## BEGIN

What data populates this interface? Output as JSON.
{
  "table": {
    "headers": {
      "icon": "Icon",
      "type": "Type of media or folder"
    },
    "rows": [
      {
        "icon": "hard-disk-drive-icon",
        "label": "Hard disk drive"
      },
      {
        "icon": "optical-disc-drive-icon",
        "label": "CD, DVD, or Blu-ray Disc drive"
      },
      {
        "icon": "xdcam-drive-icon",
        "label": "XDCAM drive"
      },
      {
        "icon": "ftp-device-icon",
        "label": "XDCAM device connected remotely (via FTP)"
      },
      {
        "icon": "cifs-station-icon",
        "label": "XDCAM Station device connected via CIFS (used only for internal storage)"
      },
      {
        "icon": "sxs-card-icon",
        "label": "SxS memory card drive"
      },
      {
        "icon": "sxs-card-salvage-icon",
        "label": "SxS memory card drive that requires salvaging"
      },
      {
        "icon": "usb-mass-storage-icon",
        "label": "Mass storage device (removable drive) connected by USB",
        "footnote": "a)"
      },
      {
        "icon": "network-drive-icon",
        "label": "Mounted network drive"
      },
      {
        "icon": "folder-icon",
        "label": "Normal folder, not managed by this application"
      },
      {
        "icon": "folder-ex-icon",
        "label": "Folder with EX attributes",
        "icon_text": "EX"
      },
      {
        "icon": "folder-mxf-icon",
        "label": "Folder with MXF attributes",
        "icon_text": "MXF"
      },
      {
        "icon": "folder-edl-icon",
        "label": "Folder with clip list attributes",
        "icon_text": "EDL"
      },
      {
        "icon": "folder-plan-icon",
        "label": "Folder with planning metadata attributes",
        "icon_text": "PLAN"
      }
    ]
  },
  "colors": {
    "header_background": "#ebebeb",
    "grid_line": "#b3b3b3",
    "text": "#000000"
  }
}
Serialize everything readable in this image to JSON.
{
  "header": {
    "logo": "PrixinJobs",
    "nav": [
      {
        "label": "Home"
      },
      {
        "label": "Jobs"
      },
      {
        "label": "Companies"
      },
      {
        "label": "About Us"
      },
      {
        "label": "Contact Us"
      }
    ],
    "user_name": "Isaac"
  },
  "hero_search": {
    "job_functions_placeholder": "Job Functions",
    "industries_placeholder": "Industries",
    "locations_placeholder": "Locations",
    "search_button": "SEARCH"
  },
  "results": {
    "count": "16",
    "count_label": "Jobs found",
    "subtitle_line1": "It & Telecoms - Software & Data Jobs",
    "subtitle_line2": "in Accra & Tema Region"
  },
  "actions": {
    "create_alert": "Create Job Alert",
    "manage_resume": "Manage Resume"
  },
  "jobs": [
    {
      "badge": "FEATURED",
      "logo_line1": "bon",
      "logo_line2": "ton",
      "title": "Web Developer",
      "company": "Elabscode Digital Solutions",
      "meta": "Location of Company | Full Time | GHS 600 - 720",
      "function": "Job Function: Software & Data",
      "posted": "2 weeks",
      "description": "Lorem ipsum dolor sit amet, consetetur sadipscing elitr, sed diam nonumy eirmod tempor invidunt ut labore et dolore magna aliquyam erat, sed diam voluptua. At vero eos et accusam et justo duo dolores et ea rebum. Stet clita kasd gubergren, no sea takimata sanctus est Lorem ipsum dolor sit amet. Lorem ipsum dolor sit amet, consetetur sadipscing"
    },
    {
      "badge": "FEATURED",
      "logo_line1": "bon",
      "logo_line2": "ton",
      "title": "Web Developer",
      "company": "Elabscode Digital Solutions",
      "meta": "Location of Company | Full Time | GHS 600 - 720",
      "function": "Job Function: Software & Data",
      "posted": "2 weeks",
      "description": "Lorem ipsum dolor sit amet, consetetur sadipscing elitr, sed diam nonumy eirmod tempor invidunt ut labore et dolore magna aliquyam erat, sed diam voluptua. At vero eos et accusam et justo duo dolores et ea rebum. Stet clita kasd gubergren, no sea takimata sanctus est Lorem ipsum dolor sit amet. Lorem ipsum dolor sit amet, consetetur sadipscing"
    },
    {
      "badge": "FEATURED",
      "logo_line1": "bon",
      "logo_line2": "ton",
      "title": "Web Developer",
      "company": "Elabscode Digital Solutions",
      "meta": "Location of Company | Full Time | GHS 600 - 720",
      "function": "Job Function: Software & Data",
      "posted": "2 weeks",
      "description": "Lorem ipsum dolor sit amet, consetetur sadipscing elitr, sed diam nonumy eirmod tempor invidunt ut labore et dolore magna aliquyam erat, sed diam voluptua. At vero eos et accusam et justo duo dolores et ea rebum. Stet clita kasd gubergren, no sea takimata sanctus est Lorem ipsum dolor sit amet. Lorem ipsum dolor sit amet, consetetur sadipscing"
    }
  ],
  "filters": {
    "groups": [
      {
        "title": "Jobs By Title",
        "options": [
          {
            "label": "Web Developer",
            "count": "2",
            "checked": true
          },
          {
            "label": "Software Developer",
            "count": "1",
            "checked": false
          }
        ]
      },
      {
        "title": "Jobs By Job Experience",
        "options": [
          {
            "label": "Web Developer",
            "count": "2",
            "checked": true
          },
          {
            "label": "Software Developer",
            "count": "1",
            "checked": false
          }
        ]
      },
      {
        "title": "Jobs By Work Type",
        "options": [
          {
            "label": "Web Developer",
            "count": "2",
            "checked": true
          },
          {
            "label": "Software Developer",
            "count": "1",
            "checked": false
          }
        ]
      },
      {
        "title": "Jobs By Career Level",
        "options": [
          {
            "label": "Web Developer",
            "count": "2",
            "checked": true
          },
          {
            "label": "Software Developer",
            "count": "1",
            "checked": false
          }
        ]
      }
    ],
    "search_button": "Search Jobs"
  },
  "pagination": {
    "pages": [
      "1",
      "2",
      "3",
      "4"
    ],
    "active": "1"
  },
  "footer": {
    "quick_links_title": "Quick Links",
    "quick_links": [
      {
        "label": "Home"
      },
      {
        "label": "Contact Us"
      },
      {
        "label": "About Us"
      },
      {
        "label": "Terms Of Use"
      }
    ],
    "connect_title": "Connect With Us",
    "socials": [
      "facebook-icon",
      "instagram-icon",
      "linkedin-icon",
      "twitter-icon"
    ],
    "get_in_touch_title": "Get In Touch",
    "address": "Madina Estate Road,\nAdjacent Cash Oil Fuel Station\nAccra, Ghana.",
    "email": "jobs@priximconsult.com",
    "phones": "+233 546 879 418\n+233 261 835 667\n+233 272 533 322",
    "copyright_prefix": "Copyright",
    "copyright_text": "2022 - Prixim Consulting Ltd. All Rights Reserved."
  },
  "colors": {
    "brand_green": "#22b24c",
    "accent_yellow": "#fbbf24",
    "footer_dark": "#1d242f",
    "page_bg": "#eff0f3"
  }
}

## END

To do: Your task is to extract all of the records exactly.

Full output:
What data populates this interface? Output as JSON.
{
  "table": {
    "headers": {
      "icon": "Icon",
      "type": "Type of media or folder"
    },
    "rows": [
      {
        "icon": "hard-disk-drive-icon",
        "label": "Hard disk drive"
      },
      {
        "icon": "optical-disc-drive-icon",
        "label": "CD, DVD, or Blu-ray Disc drive"
      },
      {
        "icon": "xdcam-drive-icon",
        "label": "XDCAM drive"
      },
      {
        "icon": "ftp-device-icon",
        "label": "XDCAM device connected remotely (via FTP)"
      },
      {
        "icon": "cifs-station-icon",
        "label": "XDCAM Station device connected via CIFS (used only for internal storage)"
      },
      {
        "icon": "sxs-card-icon",
        "label": "SxS memory card drive"
      },
      {
        "icon": "sxs-card-salvage-icon",
        "label": "SxS memory card drive that requires salvaging"
      },
      {
        "icon": "usb-mass-storage-icon",
        "label": "Mass storage device (removable drive) connected by USB",
        "footnote": "a)"
      },
      {
        "icon": "network-drive-icon",
        "label": "Mounted network drive"
      },
      {
        "icon": "folder-icon",
        "label": "Normal folder, not managed by this application"
      },
      {
        "icon": "folder-ex-icon",
        "label": "Folder with EX attributes",
        "icon_text": "EX"
      },
      {
        "icon": "folder-mxf-icon",
        "label": "Folder with MXF attributes",
        "icon_text": "MXF"
      },
      {
        "icon": "folder-edl-icon",
        "label": "Folder with clip list attributes",
        "icon_text": "EDL"
      },
      {
        "icon": "folder-plan-icon",
        "label": "Folder with planning metadata attributes",
        "icon_text": "PLAN"
      }
    ]
  },
  "colors": {
    "header_background": "#ebebeb",
    "grid_line": "#b3b3b3",
    "text": "#000000"
  }
}
Serialize everything readable in this image to JSON.
{
  "header": {
    "logo": "PrixinJobs",
    "nav": [
      {
        "label": "Home"
      },
      {
        "label": "Jobs"
      },
      {
        "label": "Companies"
      },
      {
        "label": "About Us"
      },
      {
        "label": "Contact Us"
      }
    ],
    "user_name": "Isaac"
  },
  "hero_search": {
    "job_functions_placeholder": "Job Functions",
    "industries_placeholder": "Industries",
    "locations_placeholder": "Locations",
    "search_button": "SEARCH"
  },
  "results": {
    "count": "16",
    "count_label": "Jobs found",
    "subtitle_line1": "It & Telecoms - Software & Data Jobs",
    "subtitle_line2": "in Accra & Tema Region"
  },
  "actions": {
    "create_alert": "Create Job Alert",
    "manage_resume": "Manage Resume"
  },
  "jobs": [
    {
      "badge": "FEATURED",
      "logo_line1": "bon",
      "logo_line2": "ton",
      "title": "Web Developer",
      "company": "Elabscode Digital Solutions",
      "meta": "Location of Company | Full Time | GHS 600 - 720",
      "function": "Job Function: Software & Data",
      "posted": "2 weeks",
      "description": "Lorem ipsum dolor sit amet, consetetur sadipscing elitr, sed diam nonumy eirmod tempor invidunt ut labore et dolore magna aliquyam erat, sed diam voluptua. At vero eos et accusam et justo duo dolores et ea rebum. Stet clita kasd gubergren, no sea takimata sanctus est Lorem ipsum dolor sit amet. Lorem ipsum dolor sit amet, consetetur sadipscing"
    },
    {
      "badge": "FEATURED",
      "logo_line1": "bon",
      "logo_line2": "ton",
      "title": "Web Developer",
      "company": "Elabscode Digital Solutions",
      "meta": "Location of Company | Full Time | GHS 600 - 720",
      "function": "Job Function: Software & Data",
      "posted": "2 weeks",
      "description": "Lorem ipsum dolor sit amet, consetetur sadipscing elitr, sed diam nonumy eirmod tempor invidunt ut labore et dolore magna aliquyam erat, sed diam voluptua. At vero eos et accusam et justo duo dolores et ea rebum. Stet clita kasd gubergren, no sea takimata sanctus est Lorem ipsum dolor sit amet. Lorem ipsum dolor sit amet, consetetur sadipscing"
    },
    {
      "badge": "FEATURED",
      "logo_line1": "bon",
      "logo_line2": "ton",
      "title": "Web Developer",
      "company": "Elabscode Digital Solutions",
      "meta": "Location of Company | Full Time | GHS 600 - 720",
      "function": "Job Function: Software & Data",
      "posted": "2 weeks",
      "description": "Lorem ipsum dolor sit amet, consetetur sadipscing elitr, sed diam nonumy eirmod tempor invidunt ut labore et dolore magna aliquyam erat, sed diam voluptua. At vero eos et accusam et justo duo dolores et ea rebum. Stet clita kasd gubergren, no sea takimata sanctus est Lorem ipsum dolor sit amet. Lorem ipsum dolor sit amet, consetetur sadipscing"
    }
  ],
  "filters": {
    "groups": [
      {
        "title": "Jobs By Title",
        "options": [
          {
            "label": "Web Developer",
            "count": "2",
            "checked": true
          },
          {
            "label": "Software Developer",
            "count": "1",
            "checked": false
          }
        ]
      },
      {
        "title": "Jobs By Job Experience",
        "options": [
          {
            "label": "Web Developer",
            "count": "2",
            "checked": true
          },
          {
            "label": "Software Developer",
            "count": "1",
            "checked": false
          }
        ]
      },
      {
        "title": "Jobs By Work Type",
        "options": [
          {
            "label": "Web Developer",
            "count": "2",
            "checked": true
          },
          {
            "label": "Software Developer",
            "count": "1",
            "checked": false
          }
        ]
      },
      {
        "title": "Jobs By Career Level",
        "options": [
          {
            "label": "Web Developer",
            "count": "2",
            "checked": true
          },
          {
            "label": "Software Developer",
            "count": "1",
            "checked": false
          }
        ]
      }
    ],
    "search_button": "Search Jobs"
  },
  "pagination": {
    "pages": [
      "1",
      "2",
      "3",
      "4"
    ],
    "active": "1"
  },
  "footer": {
    "quick_links_title": "Quick Links",
    "quick_links": [
      {
        "label": "Home"
      },
      {
        "label": "Contact Us"
      },
      {
        "label": "About Us"
      },
      {
        "label": "Terms Of Use"
      }
    ],
    "connect_title": "Connect With Us",
    "socials": [
      "facebook-icon",
      "instagram-icon",
      "linkedin-icon",
      "twitter-icon"
    ],
    "get_in_touch_title": "Get In Touch",
    "address": "Madina Estate Road,\nAdjacent Cash Oil Fuel Station\nAccra, Ghana.",
    "email": "jobs@priximconsult.com",
    "phones": "+233 546 879 418\n+233 261 835 667\n+233 272 533 322",
    "copyright_prefix": "Copyright",
    "copyright_text": "2022 - Prixim Consulting Ltd. All Rights Reserved."
  },
  "colors": {
    "brand_green": "#22b24c",
    "accent_yellow": "#fbbf24",
    "footer_dark": "#1d242f",
    "page_bg": "#eff0f3"
  }
}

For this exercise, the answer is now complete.